■ **WHAT YOU SHOULD DO**
Please copy the stretch of the Punch-Out debugging text from "The only danger" through "new game.  Woohoo!".

I had no idea where this loop took place that repeatedly polled the state of the left punch button.  Fortunately, MAME's built-in debugger is quite powerful and allows setting of I/O watch points.  I referred to MAME's source code for Punch-Out and discovered that the buttons are read by reading I/O port 0.  So I simply told MAME to break any time something somewhere in the code read this port.

In addition to MAME breaking at the modified code to check to see if the uppercut button was being pressed, it rewarded me by breaking here:

ROM:12BA CheckLeftPunchNewGame:                  ; CODE XREF: ROM:12DA↓j
ROM:12BA                 in      a, (0)
ROM:12BC                 and     1               ; check to see if button 1 is pressed
ROM:12BE                 jr      nz, loc_12B5    ; branch if it's pressed
ROM:12C0
ROM:12C0 LeftNotPressed:                         ; CODE XREF: ROM:12F0↓j
ROM:12C0                 call    sub_2937
ROM:12C3                 jr      loc_1289

This was clearly the code I was looking for to see if left punch was getting pressed.
The only danger was that I didn't know if this code only got called after a coin was inserted and while waiting to start a new game or if it was a generic 'read the button' routine and was used during the game itself.  If the former, I could just change the behavior of the branch to always assume that the button was being pressed.  If the latter, I would have to dig deeper to avoid altering the behavior of the gameplay itself.

I disabled the breakpoint, then started a game.  As soon as Glass Joe appeared, I re-enabled the breakpoint at $12BA and to my delight, the breakpoint was not getting hit.  This meant that the code was only used when waiting for a new game.  Woohoo!

■ **DATA FOR ANALYSIS**
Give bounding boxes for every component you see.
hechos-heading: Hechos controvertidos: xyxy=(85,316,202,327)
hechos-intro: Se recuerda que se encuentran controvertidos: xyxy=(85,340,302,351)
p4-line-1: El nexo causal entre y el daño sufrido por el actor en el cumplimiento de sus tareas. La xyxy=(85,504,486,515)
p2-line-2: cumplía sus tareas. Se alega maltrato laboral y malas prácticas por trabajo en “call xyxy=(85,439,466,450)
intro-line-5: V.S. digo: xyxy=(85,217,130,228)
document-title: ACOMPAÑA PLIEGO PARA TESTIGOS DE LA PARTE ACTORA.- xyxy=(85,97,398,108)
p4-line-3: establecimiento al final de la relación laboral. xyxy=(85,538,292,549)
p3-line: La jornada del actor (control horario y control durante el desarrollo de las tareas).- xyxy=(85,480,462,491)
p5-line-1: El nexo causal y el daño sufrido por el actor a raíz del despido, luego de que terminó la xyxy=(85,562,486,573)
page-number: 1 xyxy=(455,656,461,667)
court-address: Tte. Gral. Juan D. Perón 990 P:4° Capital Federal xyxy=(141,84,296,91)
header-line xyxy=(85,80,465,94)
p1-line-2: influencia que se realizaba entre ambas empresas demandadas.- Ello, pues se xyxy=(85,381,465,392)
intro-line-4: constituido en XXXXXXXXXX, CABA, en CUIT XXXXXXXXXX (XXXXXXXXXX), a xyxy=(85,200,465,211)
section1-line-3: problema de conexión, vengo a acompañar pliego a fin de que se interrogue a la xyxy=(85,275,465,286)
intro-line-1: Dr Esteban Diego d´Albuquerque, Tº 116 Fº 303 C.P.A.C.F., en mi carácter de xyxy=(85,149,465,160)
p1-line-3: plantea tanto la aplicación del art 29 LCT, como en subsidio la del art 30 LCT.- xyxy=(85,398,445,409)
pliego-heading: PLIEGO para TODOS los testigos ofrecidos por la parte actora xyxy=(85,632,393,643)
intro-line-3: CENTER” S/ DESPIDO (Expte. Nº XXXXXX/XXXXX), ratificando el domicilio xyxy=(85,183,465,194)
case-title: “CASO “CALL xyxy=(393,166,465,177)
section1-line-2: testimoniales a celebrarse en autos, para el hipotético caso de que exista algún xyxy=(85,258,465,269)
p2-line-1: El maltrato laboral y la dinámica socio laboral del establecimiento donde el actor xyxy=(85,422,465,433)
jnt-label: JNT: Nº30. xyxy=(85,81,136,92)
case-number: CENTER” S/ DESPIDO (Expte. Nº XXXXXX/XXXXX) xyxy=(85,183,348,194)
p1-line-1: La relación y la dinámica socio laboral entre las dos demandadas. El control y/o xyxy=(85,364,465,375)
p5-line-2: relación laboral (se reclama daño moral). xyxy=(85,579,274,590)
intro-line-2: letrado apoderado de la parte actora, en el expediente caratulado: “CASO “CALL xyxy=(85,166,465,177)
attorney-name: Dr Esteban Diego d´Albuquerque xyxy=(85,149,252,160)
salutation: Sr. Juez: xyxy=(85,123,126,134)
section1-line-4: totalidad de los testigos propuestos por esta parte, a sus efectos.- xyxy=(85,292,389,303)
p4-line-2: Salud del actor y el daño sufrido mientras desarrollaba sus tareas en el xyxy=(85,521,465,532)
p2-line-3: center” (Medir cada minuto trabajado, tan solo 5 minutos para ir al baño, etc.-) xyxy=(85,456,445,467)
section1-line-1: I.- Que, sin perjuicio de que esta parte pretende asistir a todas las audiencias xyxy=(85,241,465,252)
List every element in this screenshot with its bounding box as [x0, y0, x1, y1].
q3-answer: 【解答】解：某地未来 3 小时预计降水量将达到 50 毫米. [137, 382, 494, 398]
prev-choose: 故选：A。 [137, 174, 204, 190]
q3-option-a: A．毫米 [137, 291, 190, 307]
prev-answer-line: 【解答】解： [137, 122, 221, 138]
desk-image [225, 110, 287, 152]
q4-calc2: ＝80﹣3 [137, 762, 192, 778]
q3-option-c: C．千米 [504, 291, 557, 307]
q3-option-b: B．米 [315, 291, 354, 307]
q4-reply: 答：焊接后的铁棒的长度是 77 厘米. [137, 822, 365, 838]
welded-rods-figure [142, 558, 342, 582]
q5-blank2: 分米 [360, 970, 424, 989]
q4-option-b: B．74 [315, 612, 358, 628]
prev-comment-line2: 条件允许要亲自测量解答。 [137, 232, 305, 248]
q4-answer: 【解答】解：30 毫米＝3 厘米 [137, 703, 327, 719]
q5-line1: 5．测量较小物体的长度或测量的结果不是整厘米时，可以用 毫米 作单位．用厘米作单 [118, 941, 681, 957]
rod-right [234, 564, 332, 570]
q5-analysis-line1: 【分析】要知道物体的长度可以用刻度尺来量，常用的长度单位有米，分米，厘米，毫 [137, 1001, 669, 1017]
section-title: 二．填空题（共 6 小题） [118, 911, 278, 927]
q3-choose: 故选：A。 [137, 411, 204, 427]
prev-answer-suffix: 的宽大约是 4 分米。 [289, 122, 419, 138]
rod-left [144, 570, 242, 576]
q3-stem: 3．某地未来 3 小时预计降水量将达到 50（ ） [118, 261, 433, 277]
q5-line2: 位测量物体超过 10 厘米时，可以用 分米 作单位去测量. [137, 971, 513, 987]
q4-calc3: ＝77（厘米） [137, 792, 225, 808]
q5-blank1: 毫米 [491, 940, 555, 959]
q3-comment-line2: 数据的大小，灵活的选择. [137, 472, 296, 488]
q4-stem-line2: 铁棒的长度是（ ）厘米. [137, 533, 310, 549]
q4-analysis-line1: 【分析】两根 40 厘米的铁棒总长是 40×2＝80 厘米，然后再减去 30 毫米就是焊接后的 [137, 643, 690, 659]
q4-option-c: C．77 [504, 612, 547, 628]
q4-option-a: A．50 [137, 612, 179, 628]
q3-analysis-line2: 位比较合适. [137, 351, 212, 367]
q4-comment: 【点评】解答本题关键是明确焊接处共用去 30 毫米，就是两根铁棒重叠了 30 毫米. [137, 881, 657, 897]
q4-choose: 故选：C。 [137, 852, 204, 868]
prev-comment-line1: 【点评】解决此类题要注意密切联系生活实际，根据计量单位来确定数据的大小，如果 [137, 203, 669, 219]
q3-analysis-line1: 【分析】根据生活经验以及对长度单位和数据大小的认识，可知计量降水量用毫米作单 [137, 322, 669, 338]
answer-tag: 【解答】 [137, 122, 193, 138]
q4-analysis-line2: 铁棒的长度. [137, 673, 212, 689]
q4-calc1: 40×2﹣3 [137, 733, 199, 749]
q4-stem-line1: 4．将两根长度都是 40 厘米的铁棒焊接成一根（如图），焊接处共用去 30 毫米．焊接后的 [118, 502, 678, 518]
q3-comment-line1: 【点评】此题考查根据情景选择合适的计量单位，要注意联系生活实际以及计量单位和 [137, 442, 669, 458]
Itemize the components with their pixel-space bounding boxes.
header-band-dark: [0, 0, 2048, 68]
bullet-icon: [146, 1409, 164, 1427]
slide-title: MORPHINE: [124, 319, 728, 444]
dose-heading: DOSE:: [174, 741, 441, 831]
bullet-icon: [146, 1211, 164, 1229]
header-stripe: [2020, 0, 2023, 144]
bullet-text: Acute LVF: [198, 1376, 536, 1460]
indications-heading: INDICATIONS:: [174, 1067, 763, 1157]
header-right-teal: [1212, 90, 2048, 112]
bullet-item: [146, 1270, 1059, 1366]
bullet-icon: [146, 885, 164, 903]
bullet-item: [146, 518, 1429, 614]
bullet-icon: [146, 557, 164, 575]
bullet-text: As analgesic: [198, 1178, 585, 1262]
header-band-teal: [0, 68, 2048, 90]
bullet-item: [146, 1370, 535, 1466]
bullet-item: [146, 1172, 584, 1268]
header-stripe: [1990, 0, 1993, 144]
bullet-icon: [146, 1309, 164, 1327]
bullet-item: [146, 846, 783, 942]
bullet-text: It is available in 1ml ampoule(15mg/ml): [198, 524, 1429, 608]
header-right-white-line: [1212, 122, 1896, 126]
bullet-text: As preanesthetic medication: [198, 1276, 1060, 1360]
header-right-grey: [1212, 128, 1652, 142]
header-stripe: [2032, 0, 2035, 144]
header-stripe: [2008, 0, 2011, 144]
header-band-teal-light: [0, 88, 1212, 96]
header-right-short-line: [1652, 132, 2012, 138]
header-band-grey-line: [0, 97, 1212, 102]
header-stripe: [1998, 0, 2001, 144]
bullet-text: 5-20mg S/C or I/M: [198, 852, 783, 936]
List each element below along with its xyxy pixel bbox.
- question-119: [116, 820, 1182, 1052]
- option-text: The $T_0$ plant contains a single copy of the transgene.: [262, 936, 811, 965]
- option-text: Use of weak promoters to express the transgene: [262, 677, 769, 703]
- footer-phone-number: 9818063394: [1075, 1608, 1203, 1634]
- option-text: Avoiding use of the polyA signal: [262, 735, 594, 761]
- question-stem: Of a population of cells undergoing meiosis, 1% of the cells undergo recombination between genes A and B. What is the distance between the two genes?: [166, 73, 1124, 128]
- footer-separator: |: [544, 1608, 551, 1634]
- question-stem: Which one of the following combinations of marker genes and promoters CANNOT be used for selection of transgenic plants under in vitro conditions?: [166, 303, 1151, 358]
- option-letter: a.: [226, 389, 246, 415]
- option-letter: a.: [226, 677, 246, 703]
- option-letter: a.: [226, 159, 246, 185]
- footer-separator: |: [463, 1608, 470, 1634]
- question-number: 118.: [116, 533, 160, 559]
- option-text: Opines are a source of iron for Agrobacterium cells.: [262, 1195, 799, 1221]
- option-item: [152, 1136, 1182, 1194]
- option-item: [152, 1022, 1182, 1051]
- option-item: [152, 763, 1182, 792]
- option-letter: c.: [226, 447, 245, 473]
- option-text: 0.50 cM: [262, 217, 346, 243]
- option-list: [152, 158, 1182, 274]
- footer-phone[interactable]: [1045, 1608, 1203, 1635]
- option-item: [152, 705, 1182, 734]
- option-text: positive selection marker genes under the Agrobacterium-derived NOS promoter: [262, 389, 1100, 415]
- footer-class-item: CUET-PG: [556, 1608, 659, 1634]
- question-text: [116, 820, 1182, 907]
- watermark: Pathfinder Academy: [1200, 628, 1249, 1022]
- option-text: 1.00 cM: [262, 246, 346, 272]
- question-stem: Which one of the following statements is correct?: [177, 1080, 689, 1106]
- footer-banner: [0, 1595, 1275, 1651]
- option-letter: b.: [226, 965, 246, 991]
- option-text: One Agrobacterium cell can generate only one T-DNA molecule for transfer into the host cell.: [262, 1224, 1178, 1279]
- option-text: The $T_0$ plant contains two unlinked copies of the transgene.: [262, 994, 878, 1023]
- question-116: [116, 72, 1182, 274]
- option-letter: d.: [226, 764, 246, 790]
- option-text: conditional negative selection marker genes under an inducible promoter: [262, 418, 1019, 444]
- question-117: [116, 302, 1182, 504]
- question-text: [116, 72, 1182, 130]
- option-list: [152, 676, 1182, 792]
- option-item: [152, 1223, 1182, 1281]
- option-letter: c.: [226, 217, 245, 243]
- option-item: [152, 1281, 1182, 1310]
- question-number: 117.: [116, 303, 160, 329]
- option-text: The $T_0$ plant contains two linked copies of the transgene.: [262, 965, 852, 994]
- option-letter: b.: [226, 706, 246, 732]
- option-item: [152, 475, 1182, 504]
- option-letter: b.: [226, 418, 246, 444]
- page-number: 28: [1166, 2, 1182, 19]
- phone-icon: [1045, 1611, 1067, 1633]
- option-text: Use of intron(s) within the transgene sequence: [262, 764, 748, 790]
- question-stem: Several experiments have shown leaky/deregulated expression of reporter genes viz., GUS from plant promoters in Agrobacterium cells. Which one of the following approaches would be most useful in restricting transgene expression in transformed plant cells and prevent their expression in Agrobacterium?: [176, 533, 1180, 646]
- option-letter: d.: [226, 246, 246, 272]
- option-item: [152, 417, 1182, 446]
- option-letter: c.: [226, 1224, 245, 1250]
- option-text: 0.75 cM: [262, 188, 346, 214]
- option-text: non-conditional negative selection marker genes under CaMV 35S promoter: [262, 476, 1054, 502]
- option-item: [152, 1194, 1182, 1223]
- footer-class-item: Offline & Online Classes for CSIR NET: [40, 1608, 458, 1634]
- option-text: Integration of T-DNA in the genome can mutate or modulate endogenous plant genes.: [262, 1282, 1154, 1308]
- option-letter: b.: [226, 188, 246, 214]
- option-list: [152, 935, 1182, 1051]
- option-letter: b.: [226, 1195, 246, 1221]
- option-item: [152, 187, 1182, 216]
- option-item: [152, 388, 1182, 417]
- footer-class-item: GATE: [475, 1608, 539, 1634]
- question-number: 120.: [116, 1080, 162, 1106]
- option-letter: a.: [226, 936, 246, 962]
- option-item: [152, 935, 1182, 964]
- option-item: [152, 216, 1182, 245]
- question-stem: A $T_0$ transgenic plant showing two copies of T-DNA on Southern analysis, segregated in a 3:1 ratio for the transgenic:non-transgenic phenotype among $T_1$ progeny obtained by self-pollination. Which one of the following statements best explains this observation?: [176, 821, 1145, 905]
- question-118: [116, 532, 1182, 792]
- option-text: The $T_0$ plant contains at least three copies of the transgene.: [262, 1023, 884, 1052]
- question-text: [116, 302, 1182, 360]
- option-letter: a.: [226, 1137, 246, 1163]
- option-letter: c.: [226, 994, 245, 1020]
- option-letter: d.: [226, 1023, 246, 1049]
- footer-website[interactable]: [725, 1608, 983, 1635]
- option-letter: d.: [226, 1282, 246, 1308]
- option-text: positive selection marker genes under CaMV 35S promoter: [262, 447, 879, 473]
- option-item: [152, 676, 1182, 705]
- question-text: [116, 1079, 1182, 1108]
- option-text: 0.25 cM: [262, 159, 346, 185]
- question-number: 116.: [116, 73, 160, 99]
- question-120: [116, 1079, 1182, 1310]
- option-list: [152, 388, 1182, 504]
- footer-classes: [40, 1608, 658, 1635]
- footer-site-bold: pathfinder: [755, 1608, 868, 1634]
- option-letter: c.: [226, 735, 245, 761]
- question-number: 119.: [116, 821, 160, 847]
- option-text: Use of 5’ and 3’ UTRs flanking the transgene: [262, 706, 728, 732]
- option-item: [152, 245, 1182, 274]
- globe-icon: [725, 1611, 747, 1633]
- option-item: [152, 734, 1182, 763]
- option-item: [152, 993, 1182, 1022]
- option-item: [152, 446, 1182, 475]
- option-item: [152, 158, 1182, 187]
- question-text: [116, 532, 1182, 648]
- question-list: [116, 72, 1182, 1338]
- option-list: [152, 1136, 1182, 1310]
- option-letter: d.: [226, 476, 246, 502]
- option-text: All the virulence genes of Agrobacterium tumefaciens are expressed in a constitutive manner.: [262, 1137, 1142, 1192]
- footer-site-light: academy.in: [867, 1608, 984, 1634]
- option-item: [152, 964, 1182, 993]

■ **SOLUTION FOR THIS EXERCISE**
The only danger was that I didn't know if this code only got called after a coin was inserted and while waiting to start a new game or if it was a generic 'read the button' routine and was used during the game itself.  If the former, I could just change the behavior of the branch to always assume that the button was being pressed.  If the latter, I would have to dig deeper to avoid altering the behavior of the gameplay itself.

I disabled the breakpoint, then started a game.  As soon as Glass Joe appeared, I re-enabled the breakpoint at $12BA and to my delight, the breakpoint was not getting hit.  This meant that the code was only used when waiting for a new game.  Woohoo!